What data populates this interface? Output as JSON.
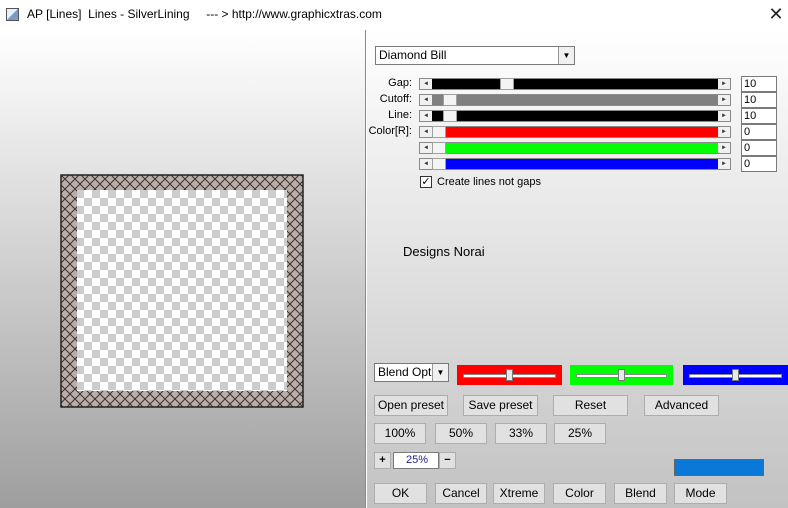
{
  "window": {
    "title": "AP [Lines]  Lines - SilverLining     --- > http://www.graphicxtras.com",
    "close_glyph": "✕"
  },
  "preset": {
    "selected": "Diamond Bill"
  },
  "sliders": [
    {
      "label": "Gap:",
      "value": "10",
      "fill": "#000000",
      "fraction": 0.25
    },
    {
      "label": "Cutoff:",
      "value": "10",
      "fill": "#808080",
      "fraction": 0.04
    },
    {
      "label": "Line:",
      "value": "10",
      "fill": "#000000",
      "fraction": 0.04
    },
    {
      "label": "Color[R]:",
      "value": "0",
      "fill": "#ff0000",
      "fraction": 0.0
    },
    {
      "label": "",
      "value": "0",
      "fill": "#00ff00",
      "fraction": 0.0
    },
    {
      "label": "",
      "value": "0",
      "fill": "#0000ff",
      "fraction": 0.0
    }
  ],
  "checkbox": {
    "label": "Create lines not gaps",
    "checked": true,
    "mark": "✓"
  },
  "watermark": "Designs Norai",
  "blend": {
    "selected": "Blend Optic",
    "colors": [
      {
        "color": "#ff0000",
        "level": 0.5
      },
      {
        "color": "#00ff00",
        "level": 0.5
      },
      {
        "color": "#0000ff",
        "level": 0.5
      }
    ]
  },
  "buttons": {
    "open_preset": "Open preset",
    "save_preset": "Save preset",
    "reset": "Reset",
    "advanced": "Advanced",
    "zoom_100": "100%",
    "zoom_50": "50%",
    "zoom_33": "33%",
    "zoom_25": "25%",
    "plus": "+",
    "minus": "−",
    "ok": "OK",
    "cancel": "Cancel",
    "xtreme": "Xtreme",
    "color": "Color",
    "blend": "Blend",
    "mode": "Mode"
  },
  "zoom": {
    "value": "25%"
  },
  "swatch_color": "#0a78d8"
}
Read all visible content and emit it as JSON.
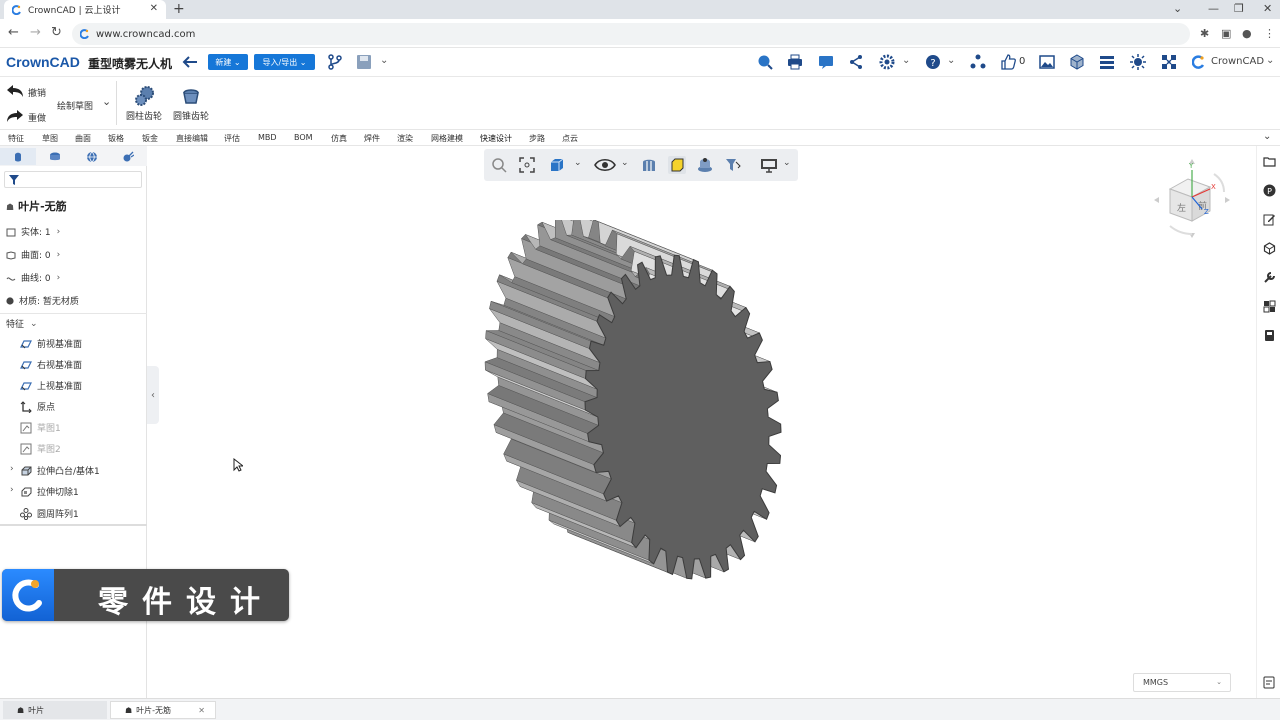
{
  "browser": {
    "tab_title": "CrownCAD | 云上设计",
    "url": "www.crowncad.com"
  },
  "app": {
    "logo_text": "CrownCAD",
    "document_title": "重型喷雾无人机",
    "new_button": "新建",
    "import_export_button": "导入/导出",
    "like_count": "0",
    "user_name": "CrownCAD"
  },
  "ribbon": {
    "undo": "撤销",
    "redo": "重做",
    "draw_sketch": "绘制草图",
    "cylindrical_gear": "圆柱齿轮",
    "bevel_gear": "圆锥齿轮"
  },
  "menu": [
    "特征",
    "草图",
    "曲面",
    "钣格",
    "钣金",
    "直接编辑",
    "评估",
    "MBD",
    "BOM",
    "仿真",
    "焊件",
    "渲染",
    "网格建模",
    "快速设计",
    "步路",
    "点云"
  ],
  "sidebar": {
    "part_name": "叶片-无筋",
    "solid": "实体: 1",
    "surface": "曲面: 0",
    "curve": "曲线: 0",
    "material": "材质:  暂无材质",
    "features_header": "特征",
    "tree": [
      {
        "label": "前视基准面",
        "icon": "plane-icon",
        "dim": false
      },
      {
        "label": "右视基准面",
        "icon": "plane-icon",
        "dim": false
      },
      {
        "label": "上视基准面",
        "icon": "plane-icon",
        "dim": false
      },
      {
        "label": "原点",
        "icon": "origin-icon",
        "dim": false
      },
      {
        "label": "草图1",
        "icon": "sketch-icon",
        "dim": true
      },
      {
        "label": "草图2",
        "icon": "sketch-icon",
        "dim": true
      },
      {
        "label": "拉伸凸台/基体1",
        "icon": "extrude-boss-icon",
        "dim": false
      },
      {
        "label": "拉伸切除1",
        "icon": "extrude-cut-icon",
        "dim": false
      },
      {
        "label": "圆周阵列1",
        "icon": "circular-pattern-icon",
        "dim": false
      }
    ]
  },
  "banner": {
    "text": "零件设计"
  },
  "units": {
    "value": "MMGS"
  },
  "bottom_tabs": [
    {
      "label": "叶片"
    },
    {
      "label": "叶片-无筋"
    }
  ],
  "colors": {
    "accent": "#1677d8",
    "brand": "#1a57a8",
    "gear": "#8a8a8a"
  }
}
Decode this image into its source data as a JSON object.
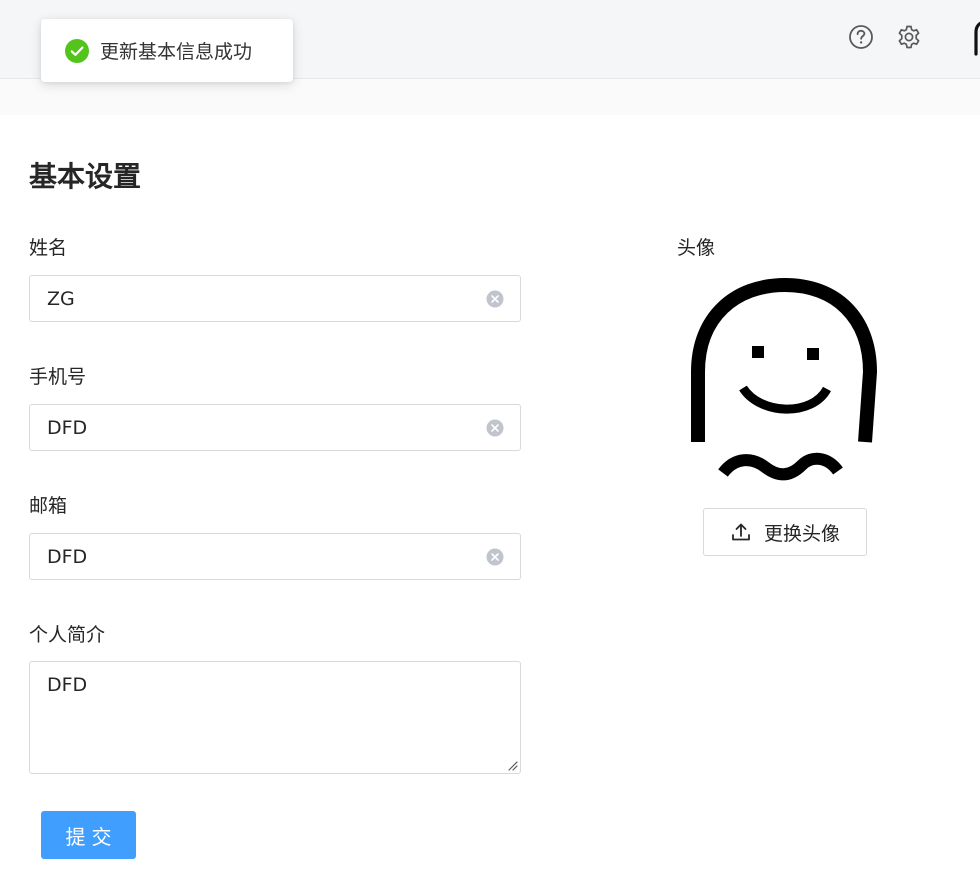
{
  "toast": {
    "message": "更新基本信息成功",
    "icon": "success-check-icon",
    "color": "#52c41a"
  },
  "header": {
    "help_icon": "question-circle-icon",
    "settings_icon": "gear-icon"
  },
  "page": {
    "title": "基本设置"
  },
  "form": {
    "name_label": "姓名",
    "name_value": "ZG",
    "phone_label": "手机号",
    "phone_value": "DFD",
    "email_label": "邮箱",
    "email_value": "DFD",
    "bio_label": "个人简介",
    "bio_value": "DFD",
    "submit_label": "提交",
    "submit_color": "#409eff"
  },
  "avatar": {
    "label": "头像",
    "change_label": "更换头像",
    "upload_icon": "upload-icon"
  }
}
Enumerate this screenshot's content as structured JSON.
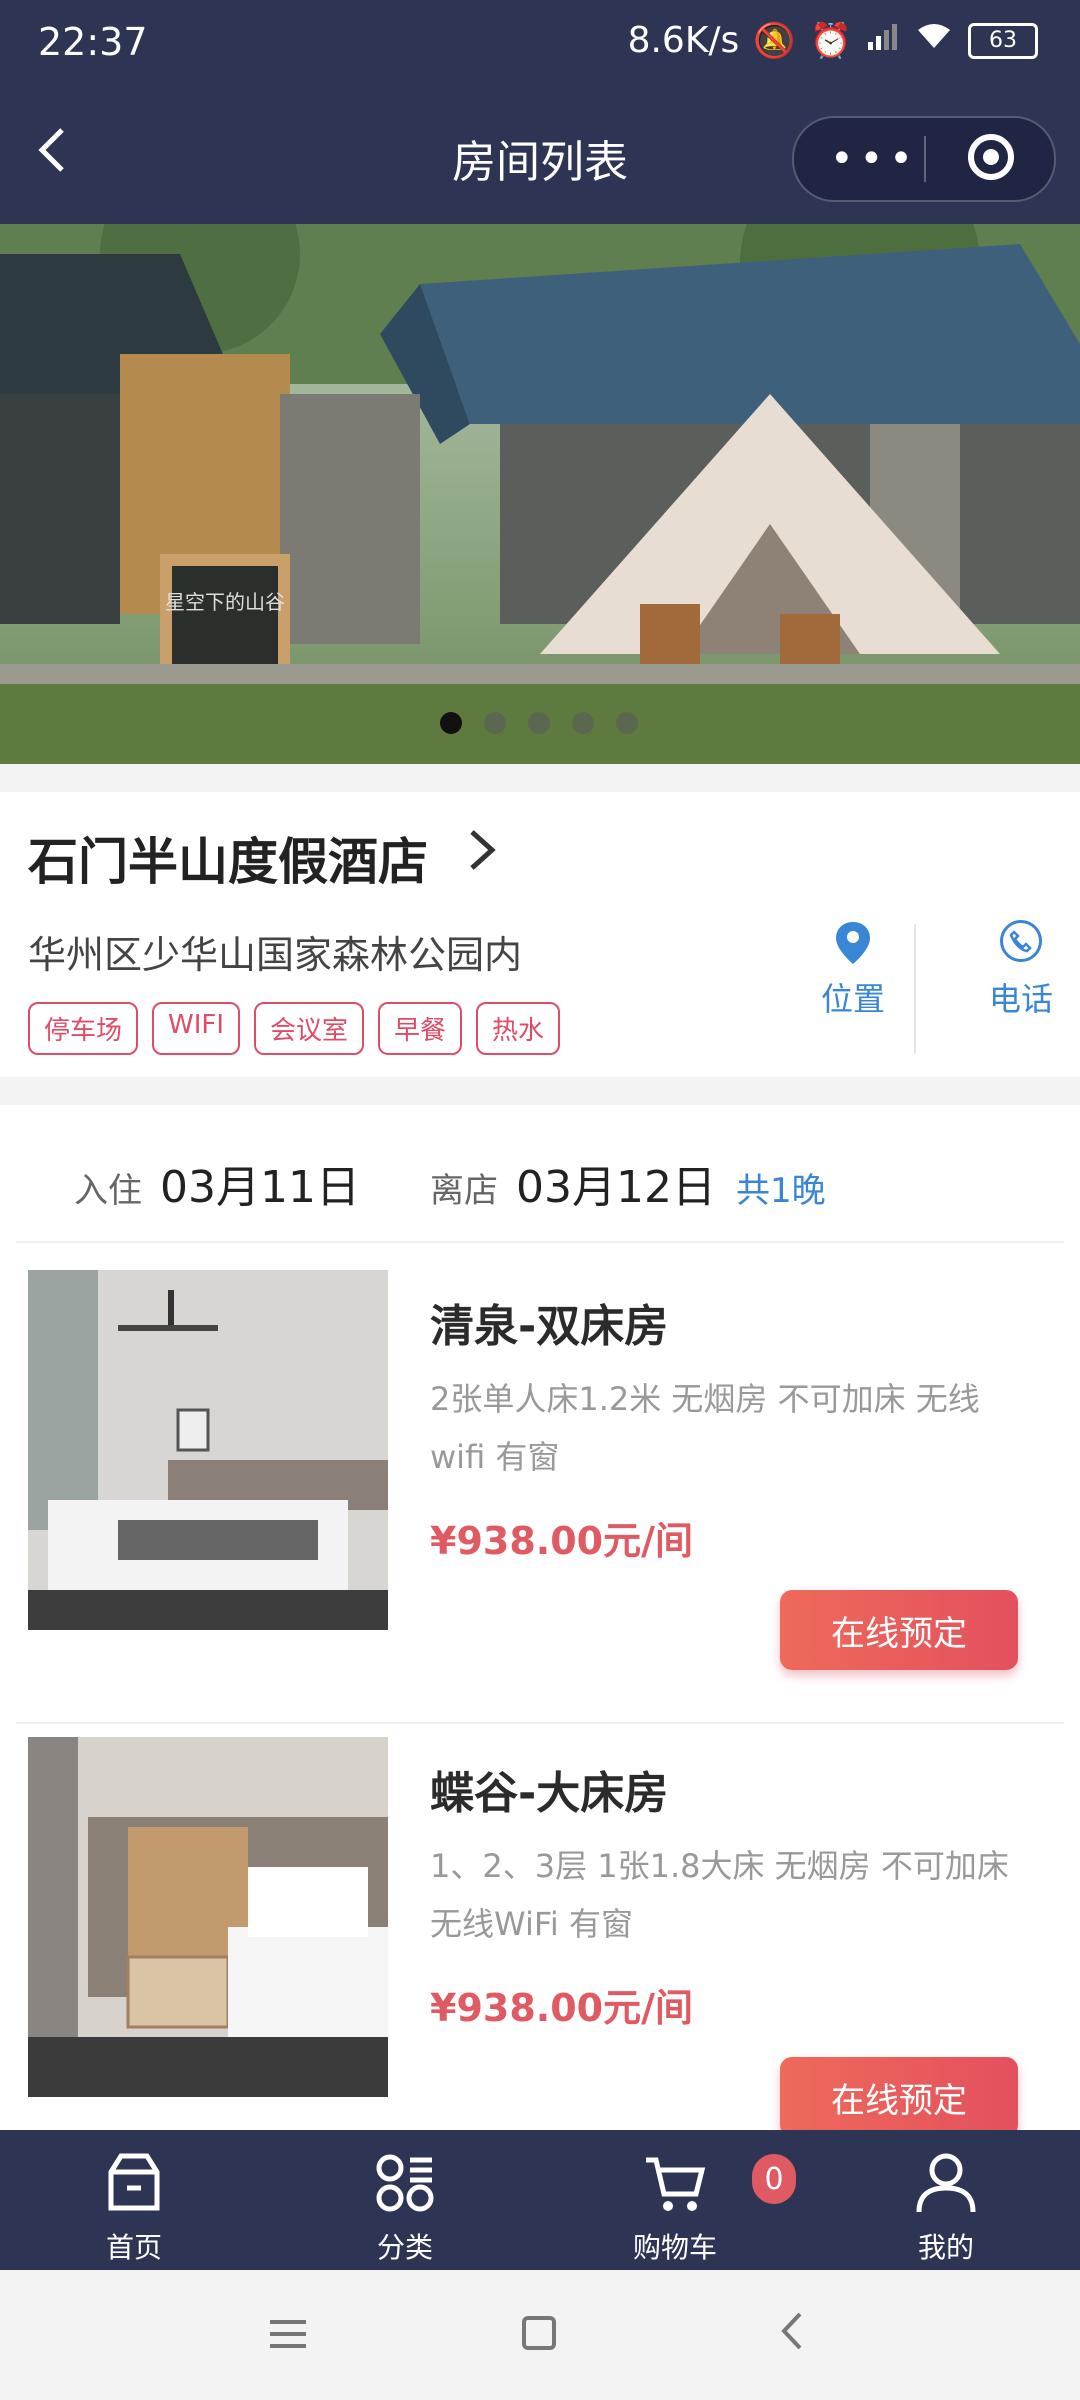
{
  "status_bar": {
    "time": "22:37",
    "network_speed": "8.6K/s",
    "battery": "63",
    "icons": [
      "mute-icon",
      "alarm-icon",
      "signal-icon",
      "wifi-icon",
      "battery-icon"
    ]
  },
  "nav": {
    "title": "房间列表",
    "back_icon": "chevron-left-icon",
    "more_icon": "more-dots-icon",
    "target_icon": "record-target-icon"
  },
  "banner": {
    "sign_text": "星空下的山谷",
    "slide_count": 5,
    "active_slide": 1
  },
  "hotel": {
    "name": "石门半山度假酒店",
    "address": "华州区少华山国家森林公园内",
    "tags": [
      "停车场",
      "WIFI",
      "会议室",
      "早餐",
      "热水"
    ],
    "location_label": "位置",
    "phone_label": "电话"
  },
  "dates": {
    "checkin_label": "入住",
    "checkin_date": "03月11日",
    "checkout_label": "离店",
    "checkout_date": "03月12日",
    "nights": "共1晚"
  },
  "rooms": [
    {
      "name": "清泉-双床房",
      "desc": "2张单人床1.2米  无烟房  不可加床  无线wifi  有窗",
      "price": "¥938.00元/间",
      "button": "在线预定"
    },
    {
      "name": "蝶谷-大床房",
      "desc": "1、2、3层  1张1.8大床  无烟房  不可加床  无线WiFi  有窗",
      "price": "¥938.00元/间",
      "button": "在线预定"
    }
  ],
  "tabs": [
    {
      "label": "首页",
      "icon": "home-icon"
    },
    {
      "label": "分类",
      "icon": "category-icon"
    },
    {
      "label": "购物车",
      "icon": "cart-icon",
      "badge": "0"
    },
    {
      "label": "我的",
      "icon": "user-icon"
    }
  ],
  "colors": {
    "nav_bg": "#2e3554",
    "accent_red": "#e05a64",
    "link_blue": "#3a86d6",
    "tag_pink": "#e04b66"
  }
}
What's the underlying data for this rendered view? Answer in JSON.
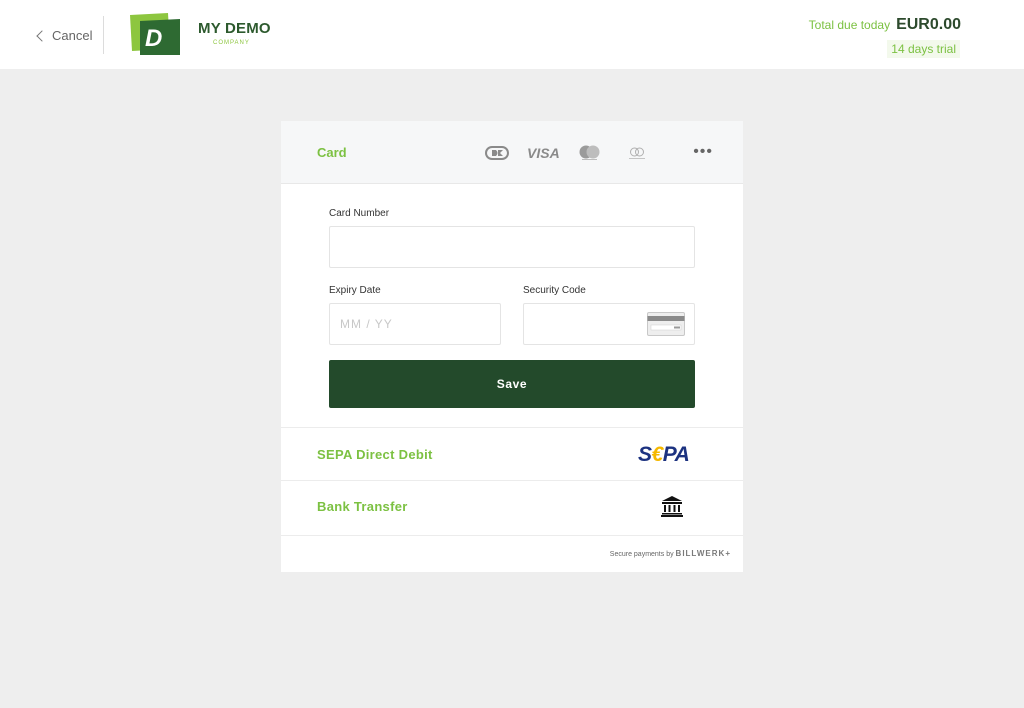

WRITTEN PROBLEM: Without including any picture, retype the entries exactly.

OUTPUT BELOW:
What data populates this interface? Output as JSON.
{
  "window": {
    "title": "AP [Lines]  Lines - SilverLining     --- > http://www.graphicxtras.com",
    "close_glyph": "✕"
  },
  "preset": {
    "selected": "Diamond Bill"
  },
  "sliders": [
    {
      "label": "Gap:",
      "value": "10",
      "fill": "#000000",
      "fraction": 0.25
    },
    {
      "label": "Cutoff:",
      "value": "10",
      "fill": "#808080",
      "fraction": 0.04
    },
    {
      "label": "Line:",
      "value": "10",
      "fill": "#000000",
      "fraction": 0.04
    },
    {
      "label": "Color[R]:",
      "value": "0",
      "fill": "#ff0000",
      "fraction": 0.0
    },
    {
      "label": "",
      "value": "0",
      "fill": "#00ff00",
      "fraction": 0.0
    },
    {
      "label": "",
      "value": "0",
      "fill": "#0000ff",
      "fraction": 0.0
    }
  ],
  "checkbox": {
    "label": "Create lines not gaps",
    "checked": true,
    "mark": "✓"
  },
  "watermark": "Designs Norai",
  "blend": {
    "selected": "Blend Optic",
    "colors": [
      {
        "color": "#ff0000",
        "level": 0.5
      },
      {
        "color": "#00ff00",
        "level": 0.5
      },
      {
        "color": "#0000ff",
        "level": 0.5
      }
    ]
  },
  "buttons": {
    "open_preset": "Open preset",
    "save_preset": "Save preset",
    "reset": "Reset",
    "advanced": "Advanced",
    "zoom_100": "100%",
    "zoom_50": "50%",
    "zoom_33": "33%",
    "zoom_25": "25%",
    "plus": "+",
    "minus": "−",
    "ok": "OK",
    "cancel": "Cancel",
    "xtreme": "Xtreme",
    "color": "Color",
    "blend": "Blend",
    "mode": "Mode"
  },
  "zoom": {
    "value": "25%"
  },
  "swatch_color": "#0a78d8"
}
Read all visible content and emit it as JSON.
{
  "browser": {
    "tab_title": "CrownCAD | 云上设计",
    "url": "www.crowncad.com"
  },
  "app": {
    "logo_text": "CrownCAD",
    "document_title": "重型喷雾无人机",
    "new_button": "新建",
    "import_export_button": "导入/导出",
    "like_count": "0",
    "user_name": "CrownCAD"
  },
  "ribbon": {
    "undo": "撤销",
    "redo": "重做",
    "draw_sketch": "绘制草图",
    "cylindrical_gear": "圆柱齿轮",
    "bevel_gear": "圆锥齿轮"
  },
  "menu": [
    "特征",
    "草图",
    "曲面",
    "钣格",
    "钣金",
    "直接编辑",
    "评估",
    "MBD",
    "BOM",
    "仿真",
    "焊件",
    "渲染",
    "网格建模",
    "快速设计",
    "步路",
    "点云"
  ],
  "sidebar": {
    "part_name": "叶片-无筋",
    "solid": "实体: 1",
    "surface": "曲面: 0",
    "curve": "曲线: 0",
    "material": "材质:  暂无材质",
    "features_header": "特征",
    "tree": [
      {
        "label": "前视基准面",
        "icon": "plane-icon",
        "dim": false
      },
      {
        "label": "右视基准面",
        "icon": "plane-icon",
        "dim": false
      },
      {
        "label": "上视基准面",
        "icon": "plane-icon",
        "dim": false
      },
      {
        "label": "原点",
        "icon": "origin-icon",
        "dim": false
      },
      {
        "label": "草图1",
        "icon": "sketch-icon",
        "dim": true
      },
      {
        "label": "草图2",
        "icon": "sketch-icon",
        "dim": true
      },
      {
        "label": "拉伸凸台/基体1",
        "icon": "extrude-boss-icon",
        "dim": false
      },
      {
        "label": "拉伸切除1",
        "icon": "extrude-cut-icon",
        "dim": false
      },
      {
        "label": "圆周阵列1",
        "icon": "circular-pattern-icon",
        "dim": false
      }
    ]
  },
  "banner": {
    "text": "零件设计"
  },
  "units": {
    "value": "MMGS"
  },
  "bottom_tabs": [
    {
      "label": "叶片"
    },
    {
      "label": "叶片-无筋"
    }
  ],
  "colors": {
    "accent": "#1677d8",
    "brand": "#1a57a8",
    "gear": "#8a8a8a"
  }
}
Decode this image into its source data as a JSON object.
{
  "toast": {
    "message": "更新基本信息成功",
    "icon": "success-check-icon",
    "color": "#52c41a"
  },
  "header": {
    "help_icon": "question-circle-icon",
    "settings_icon": "gear-icon"
  },
  "page": {
    "title": "基本设置"
  },
  "form": {
    "name_label": "姓名",
    "name_value": "ZG",
    "phone_label": "手机号",
    "phone_value": "DFD",
    "email_label": "邮箱",
    "email_value": "DFD",
    "bio_label": "个人简介",
    "bio_value": "DFD",
    "submit_label": "提交",
    "submit_color": "#409eff"
  },
  "avatar": {
    "label": "头像",
    "change_label": "更换头像",
    "upload_icon": "upload-icon"
  }
}
Enumerate this screenshot's content as structured JSON.
{
  "status_bar": {
    "time": "22:37",
    "network_speed": "8.6K/s",
    "battery": "63",
    "icons": [
      "mute-icon",
      "alarm-icon",
      "signal-icon",
      "wifi-icon",
      "battery-icon"
    ]
  },
  "nav": {
    "title": "房间列表",
    "back_icon": "chevron-left-icon",
    "more_icon": "more-dots-icon",
    "target_icon": "record-target-icon"
  },
  "banner": {
    "sign_text": "星空下的山谷",
    "slide_count": 5,
    "active_slide": 1
  },
  "hotel": {
    "name": "石门半山度假酒店",
    "address": "华州区少华山国家森林公园内",
    "tags": [
      "停车场",
      "WIFI",
      "会议室",
      "早餐",
      "热水"
    ],
    "location_label": "位置",
    "phone_label": "电话"
  },
  "dates": {
    "checkin_label": "入住",
    "checkin_date": "03月11日",
    "checkout_label": "离店",
    "checkout_date": "03月12日",
    "nights": "共1晚"
  },
  "rooms": [
    {
      "name": "清泉-双床房",
      "desc": "2张单人床1.2米  无烟房  不可加床  无线wifi  有窗",
      "price": "¥938.00元/间",
      "button": "在线预定"
    },
    {
      "name": "蝶谷-大床房",
      "desc": "1、2、3层  1张1.8大床  无烟房  不可加床  无线WiFi  有窗",
      "price": "¥938.00元/间",
      "button": "在线预定"
    }
  ],
  "tabs": [
    {
      "label": "首页",
      "icon": "home-icon"
    },
    {
      "label": "分类",
      "icon": "category-icon"
    },
    {
      "label": "购物车",
      "icon": "cart-icon",
      "badge": "0"
    },
    {
      "label": "我的",
      "icon": "user-icon"
    }
  ],
  "colors": {
    "nav_bg": "#2e3554",
    "accent_red": "#e05a64",
    "link_blue": "#3a86d6",
    "tag_pink": "#e04b66"
  }
}
What's the underlying data for this rendered view? Answer in JSON.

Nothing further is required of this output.